:: Texte du document ::

○ ○ ○ ○ ○ ○ ○

De ce point de vue, la Cour s’aligne implicitement sur le récit d’une agression russe non provoquée, tel qu’il est propagé par les États-Unis et l’Union européenne dans le cadre de la crise ukrainienne. Bien que l’arrêt tienne compte des faits du massacre d’Odessa et en impute la responsabilité aux autorités ukrainiennes, il ne s’attarde pas sur les causes de cette flambée de violence — à savoir la situation arbitraire et catastrophique créée en Ukraine par une hostilité systématique à la Russie.

Boutcha 2022

Lorsqu’un mensonge est répété suffisamment souvent, il finit par être accepté comme une vérité. C’est ce qui s’est produit avec les récits autour d’un crime de guerre invraisemblable, attribué aux forces russes qui avançaient vers Kiev depuis le 24 février 2022, dans la ville ukrainienne de Boutcha. Après le retrait des troupes russes de la région de Kiev le 30 mars 2022, dans le contexte de négociations de paix prometteuses à Istanbul, des images d’un prétendu massacre ont soudainement émergé début avril, bouleversant l’opinion publique mondiale. Les Russes furent immédiatement accusés, et les pourparlers de paix s’enlisèrent.

○ ○ ○ ○ ○ ○ ○

:: Liste des données ::
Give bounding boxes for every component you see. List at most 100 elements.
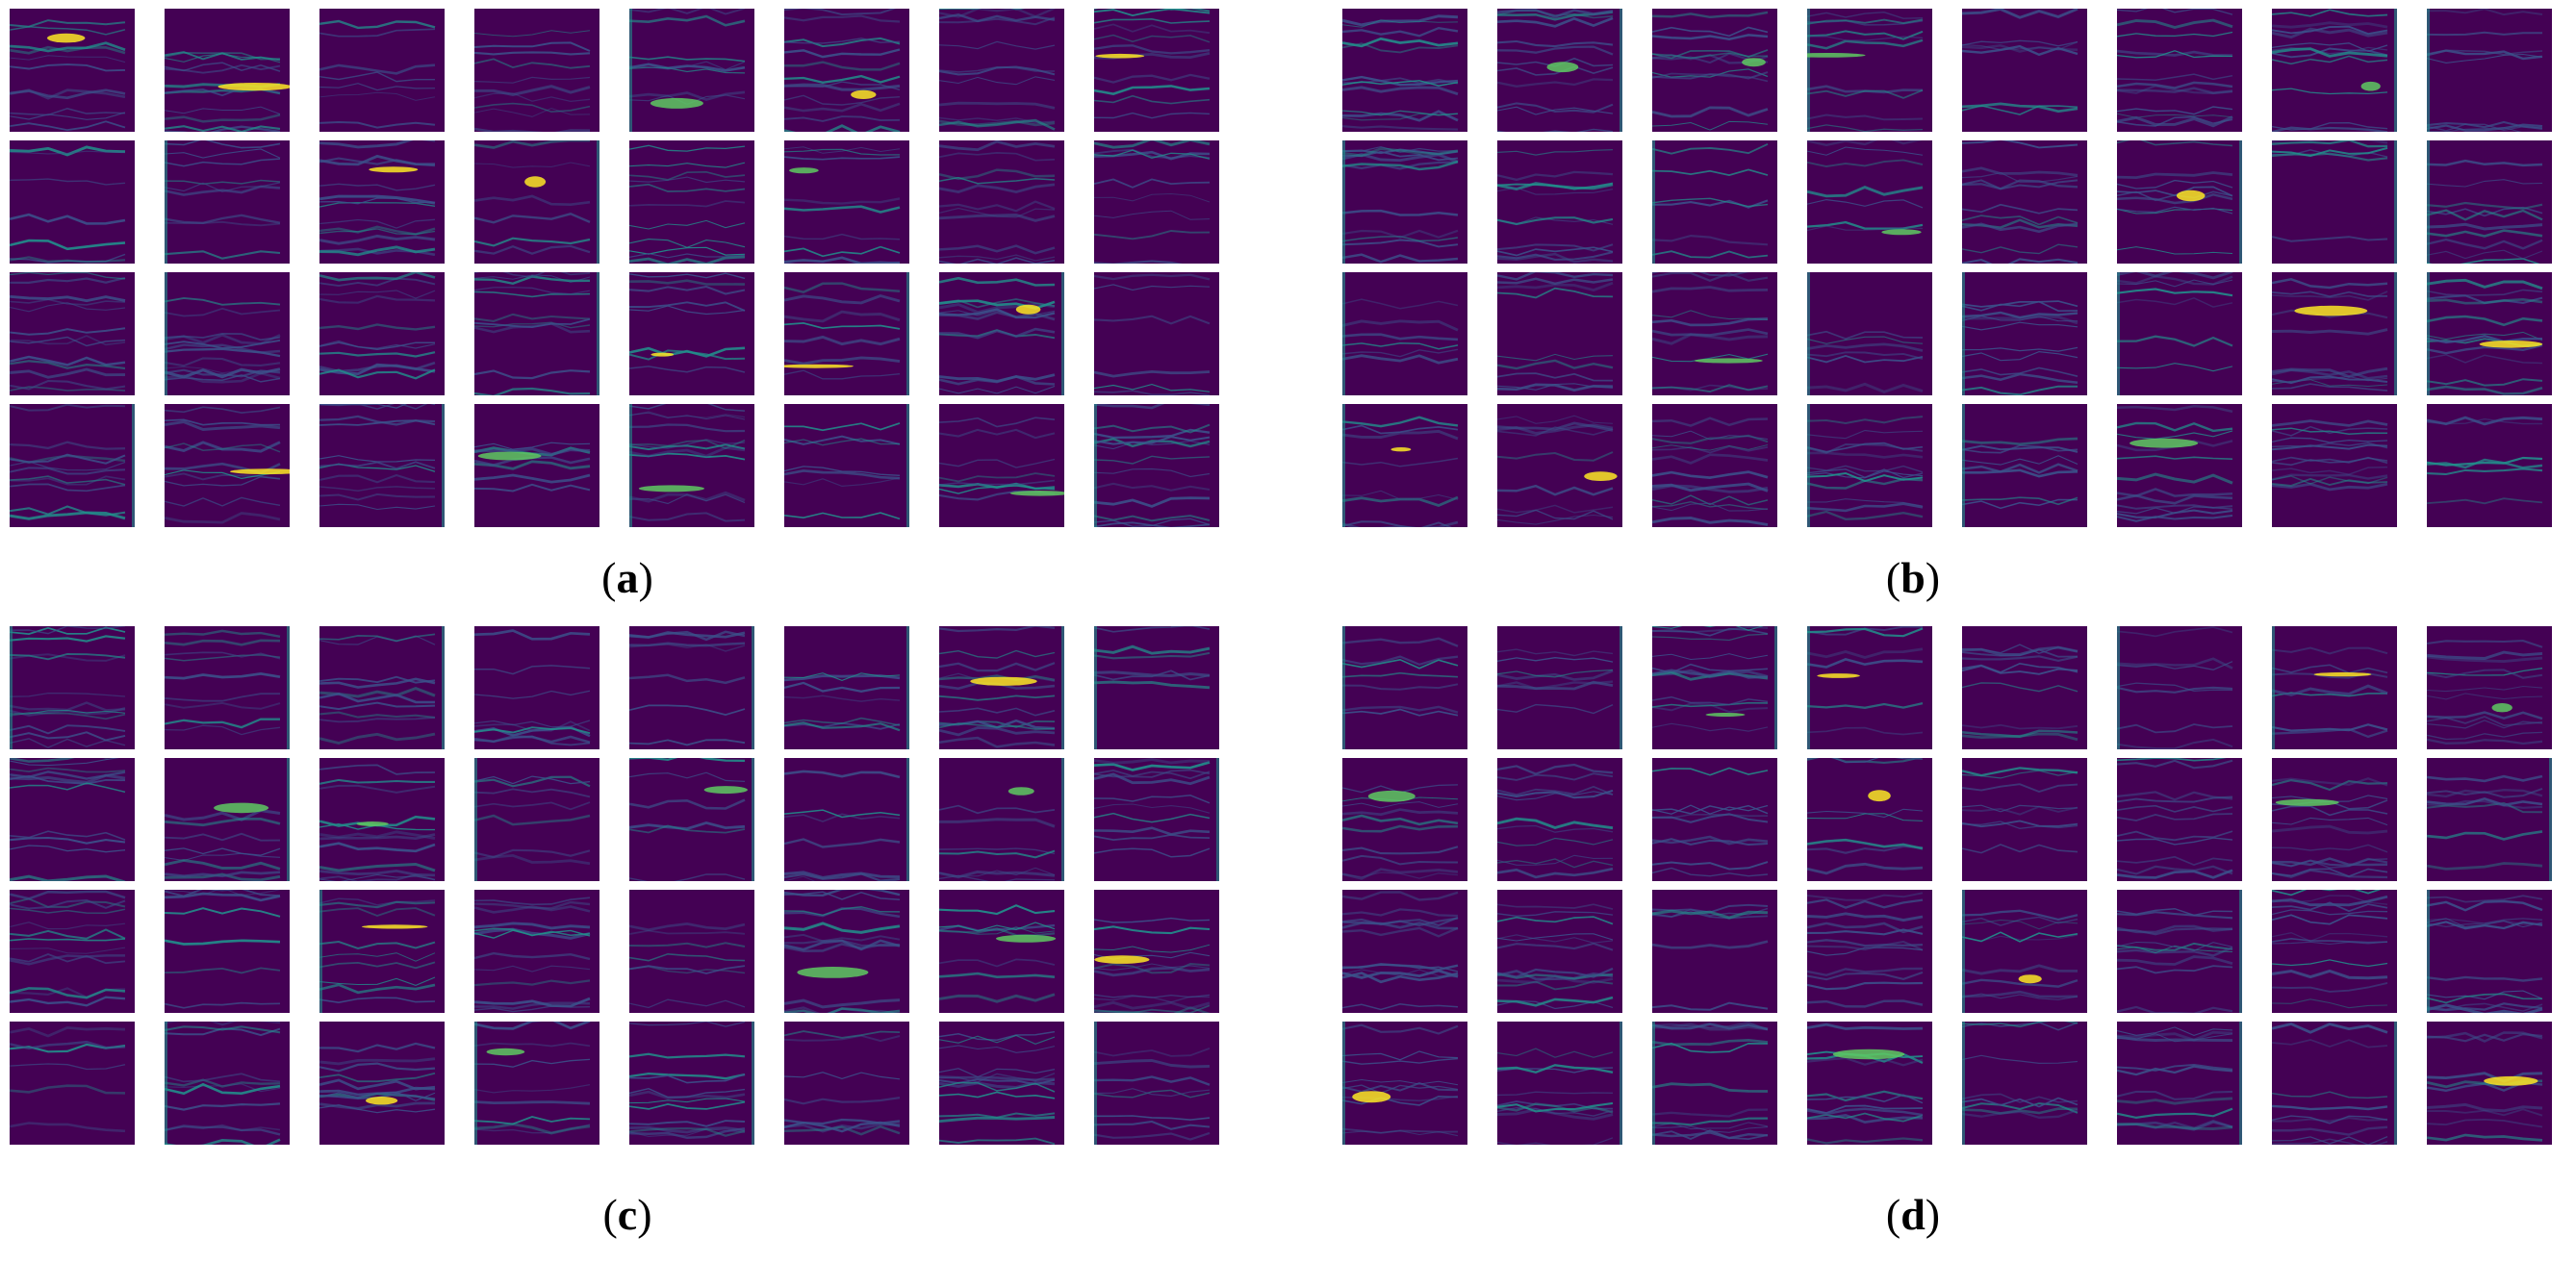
feature-map-tile bbox=[474, 140, 599, 264]
feature-map-tile bbox=[1807, 140, 1932, 264]
feature-map-tile bbox=[1962, 140, 2087, 264]
feature-map-tile bbox=[629, 404, 754, 527]
feature-map-tile bbox=[784, 272, 909, 395]
feature-map-tile bbox=[1342, 272, 1467, 395]
feature-map-tile bbox=[1497, 272, 1622, 395]
feature-map-tile bbox=[629, 140, 754, 264]
feature-map-tile bbox=[2427, 404, 2552, 527]
feature-map-tile bbox=[1807, 626, 1932, 749]
feature-map-tile bbox=[10, 890, 135, 1013]
feature-map-tile bbox=[1807, 272, 1932, 395]
feature-map-tile bbox=[2117, 758, 2242, 881]
panel-c bbox=[10, 626, 1261, 1165]
feature-map-tile bbox=[2117, 272, 2242, 395]
feature-map-tile bbox=[1094, 404, 1219, 527]
panel-a bbox=[10, 9, 1261, 547]
feature-map-tile bbox=[165, 758, 290, 881]
feature-map-tile bbox=[10, 1022, 135, 1145]
feature-map-tile bbox=[2427, 758, 2552, 881]
feature-map-tile bbox=[2427, 626, 2552, 749]
feature-map-tile bbox=[629, 758, 754, 881]
feature-map-tile bbox=[2427, 9, 2552, 132]
feature-map-tile bbox=[10, 140, 135, 264]
feature-map-tile bbox=[319, 890, 445, 1013]
feature-map-tile bbox=[1497, 404, 1622, 527]
feature-map-tile bbox=[1652, 890, 1777, 1013]
feature-map-tile bbox=[1342, 626, 1467, 749]
feature-map-tile bbox=[1497, 1022, 1622, 1145]
feature-map-tile bbox=[1807, 890, 1932, 1013]
feature-map-tile bbox=[1962, 626, 2087, 749]
feature-map-tile bbox=[629, 626, 754, 749]
feature-map-tile bbox=[1342, 9, 1467, 132]
feature-map-tile bbox=[784, 9, 909, 132]
feature-map-tile bbox=[939, 1022, 1064, 1145]
feature-map-tile bbox=[939, 9, 1064, 132]
feature-map-tile bbox=[2272, 626, 2397, 749]
feature-map-tile bbox=[1652, 9, 1777, 132]
feature-map-tile bbox=[2272, 272, 2397, 395]
feature-map-tile bbox=[474, 404, 599, 527]
feature-map-tile bbox=[1342, 140, 1467, 264]
feature-map-tile bbox=[939, 404, 1064, 527]
feature-map-tile bbox=[2117, 1022, 2242, 1145]
feature-map-tile bbox=[2117, 9, 2242, 132]
feature-map-tile bbox=[1497, 9, 1622, 132]
feature-map-tile bbox=[474, 272, 599, 395]
feature-map-grid-c bbox=[10, 626, 1261, 1155]
feature-map-tile bbox=[2117, 890, 2242, 1013]
feature-map-grid-d bbox=[1342, 626, 2576, 1155]
feature-map-tile bbox=[1342, 1022, 1467, 1145]
feature-map-tile bbox=[10, 272, 135, 395]
feature-map-tile bbox=[474, 626, 599, 749]
feature-map-tile bbox=[2272, 1022, 2397, 1145]
feature-map-tile bbox=[165, 140, 290, 264]
feature-map-tile bbox=[939, 758, 1064, 881]
feature-map-tile bbox=[474, 890, 599, 1013]
feature-map-tile bbox=[1807, 758, 1932, 881]
feature-map-tile bbox=[1652, 404, 1777, 527]
feature-map-tile bbox=[2272, 140, 2397, 264]
feature-map-tile bbox=[1652, 626, 1777, 749]
feature-map-tile bbox=[1094, 758, 1219, 881]
feature-map-tile bbox=[1094, 9, 1219, 132]
feature-map-tile bbox=[1652, 140, 1777, 264]
feature-map-tile bbox=[2272, 758, 2397, 881]
panel-b-caption: (b) bbox=[1885, 553, 1941, 602]
feature-map-tile bbox=[1497, 626, 1622, 749]
feature-map-tile bbox=[1962, 758, 2087, 881]
panel-c-label: c bbox=[617, 1190, 638, 1239]
feature-map-tile bbox=[629, 890, 754, 1013]
feature-map-grid-b bbox=[1342, 9, 2576, 538]
feature-map-tile bbox=[1652, 272, 1777, 395]
feature-map-tile bbox=[474, 9, 599, 132]
feature-map-tile bbox=[1094, 1022, 1219, 1145]
feature-map-tile bbox=[2117, 626, 2242, 749]
panel-d-label: d bbox=[1900, 1190, 1926, 1239]
feature-map-tile bbox=[319, 272, 445, 395]
feature-map-tile bbox=[474, 758, 599, 881]
feature-map-tile bbox=[1807, 404, 1932, 527]
feature-map-tile bbox=[1094, 626, 1219, 749]
feature-map-tile bbox=[319, 140, 445, 264]
panel-a-label: a bbox=[616, 553, 639, 602]
panel-c-caption: (c) bbox=[602, 1190, 652, 1239]
feature-map-grid-a bbox=[10, 9, 1261, 538]
feature-map-tile bbox=[319, 758, 445, 881]
feature-map-tile bbox=[165, 9, 290, 132]
feature-map-tile bbox=[1094, 272, 1219, 395]
feature-map-tile bbox=[1962, 404, 2087, 527]
feature-map-tile bbox=[2427, 140, 2552, 264]
feature-map-tile bbox=[2427, 272, 2552, 395]
feature-map-tile bbox=[1652, 1022, 1777, 1145]
panel-a-caption: (a) bbox=[601, 553, 653, 602]
panel-d bbox=[1342, 626, 2576, 1165]
feature-map-tile bbox=[2272, 890, 2397, 1013]
feature-map-tile bbox=[784, 758, 909, 881]
feature-map-tile bbox=[784, 890, 909, 1013]
feature-map-tile bbox=[10, 404, 135, 527]
feature-map-tile bbox=[939, 890, 1064, 1013]
feature-map-tile bbox=[1497, 140, 1622, 264]
feature-map-tile bbox=[474, 1022, 599, 1145]
feature-map-tile bbox=[1342, 890, 1467, 1013]
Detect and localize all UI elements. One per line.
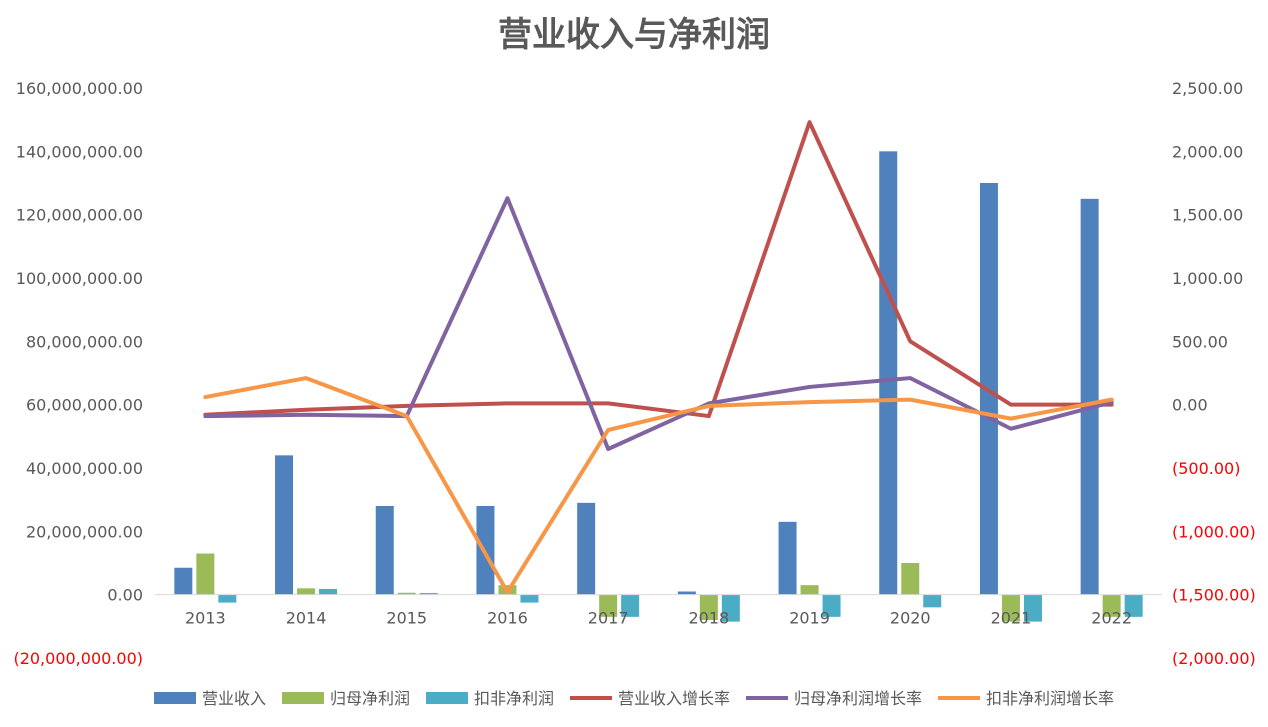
bar [1023,594,1042,622]
bar [174,567,193,595]
legend: 营业收入 归母净利润 扣非净利润 营业收入增长率 归母净利润增长率 扣非净利润增长率 [154,689,1114,708]
bar-series-group [174,151,1143,622]
right-axis-tick-label: (1,500.00) [1172,586,1256,605]
bar [297,588,316,595]
bar [901,563,920,595]
bar [419,593,438,595]
right-axis-tick-label: 0.00 [1172,396,1208,415]
legend-label: 归母净利润 [330,689,410,708]
x-tick-label: 2014 [286,609,327,628]
right-axis-tick-label: (500.00) [1172,459,1240,478]
left-axis-tick-label: 100,000,000.00 [16,269,143,288]
bar [1102,594,1121,617]
legend-label: 营业收入 [202,689,266,708]
legend-marker [154,692,196,704]
bar [677,591,696,595]
bar [621,594,640,617]
left-axis-tick-label: 60,000,000.00 [26,396,143,415]
legend-marker [426,692,468,704]
bar [923,594,942,608]
x-tick-label: 2015 [386,609,427,628]
bar [1080,198,1099,595]
bar [218,594,237,603]
left-axis-tick-label: 80,000,000.00 [26,332,143,351]
left-axis-tick-label: 20,000,000.00 [26,522,143,541]
right-axis-tick-label: (2,000.00) [1172,649,1256,668]
x-tick-label: 2018 [688,609,729,628]
bar [520,594,539,603]
left-axis-tick-label: 120,000,000.00 [16,206,143,225]
right-axis-tick-label: 1,500.00 [1172,206,1243,225]
left-axis-tick-label: 160,000,000.00 [16,79,143,98]
legend-label: 扣非净利润增长率 [986,689,1114,708]
legend-label: 扣非净利润 [474,689,554,708]
bar [599,594,618,617]
bar [1001,594,1020,622]
bar [397,592,416,595]
x-tick-label: 2013 [185,609,226,628]
left-y-axis: (20,000,000.00) 0.00 20,000,000.00 40,000,0… [13,79,143,668]
x-tick-label: 2016 [487,609,528,628]
bar [275,455,294,595]
bar [800,585,819,595]
right-axis-tick-label: 500.00 [1172,332,1228,351]
series-line [203,120,1114,419]
legend-marker [282,692,324,704]
bar [375,506,394,595]
x-tick-label: 2019 [789,609,830,628]
x-tick-label: 2017 [588,609,629,628]
x-tick-label: 2021 [991,609,1032,628]
bar [822,594,841,617]
bar [577,502,596,595]
left-axis-tick-label: 140,000,000.00 [16,142,143,161]
line-series-group [203,120,1114,595]
bar [196,553,215,595]
series-line [203,376,1114,595]
right-y-axis: (2,000.00) (1,500.00) (1,000.00) (500.00) 0.… [1172,79,1256,668]
right-axis-tick-label: 2,500.00 [1172,79,1243,98]
bar [879,151,898,595]
bar [319,588,338,595]
legend-label: 归母净利润增长率 [794,689,922,708]
left-axis-tick-label: 40,000,000.00 [26,459,143,478]
chart-title: 营业收入与净利润 [498,15,770,55]
right-axis-tick-label: 1,000.00 [1172,269,1243,288]
right-axis-tick-label: (1,000.00) [1172,522,1256,541]
x-tick-label: 2020 [890,609,931,628]
left-axis-tick-label: (20,000,000.00) [13,649,143,668]
legend-label: 营业收入增长率 [618,689,730,708]
bar [699,594,718,620]
bar [778,521,797,595]
right-axis-tick-label: 2,000.00 [1172,142,1243,161]
bar [1124,594,1143,617]
left-axis-tick-label: 0.00 [107,586,143,605]
x-tick-label: 2022 [1091,609,1132,628]
bar [721,594,740,622]
x-axis: 2013 2014 2015 2016 2017 2018 2019 2020 2021 2022 [185,609,1132,628]
series-line [203,196,1114,451]
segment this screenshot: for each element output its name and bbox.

○ ○ ○ ○ ○ ○ ○

:: Les consignes ::
• 1. Selon le texte du document, à quelle date les troupes russes se sont-elles retirées de la région de Kiev ?
• 2. Extrayez du texte du document, s'il vous plaît, le passage qui va de « De ce point » jusqu'à « à la Russie. » inclus, sans y changer un mot.

:: En réponse ::
• 1. Le 30 mars 2022.

• 2.
De ce point de vue, la Cour s’aligne implicitement sur le récit d’une agression russe non provoquée, tel qu’il est propagé par les États-Unis et l’Union européenne dans le cadre de la crise ukrainienne. Bien que l’arrêt tienne compte des faits du massacre d’Odessa et en impute la responsabilité aux autorités ukrainiennes, il ne s’attarde pas sur les causes de cette flambée de violence — à savoir la situation arbitraire et catastrophique créée en Ukraine par une hostilité systématique à la Russie.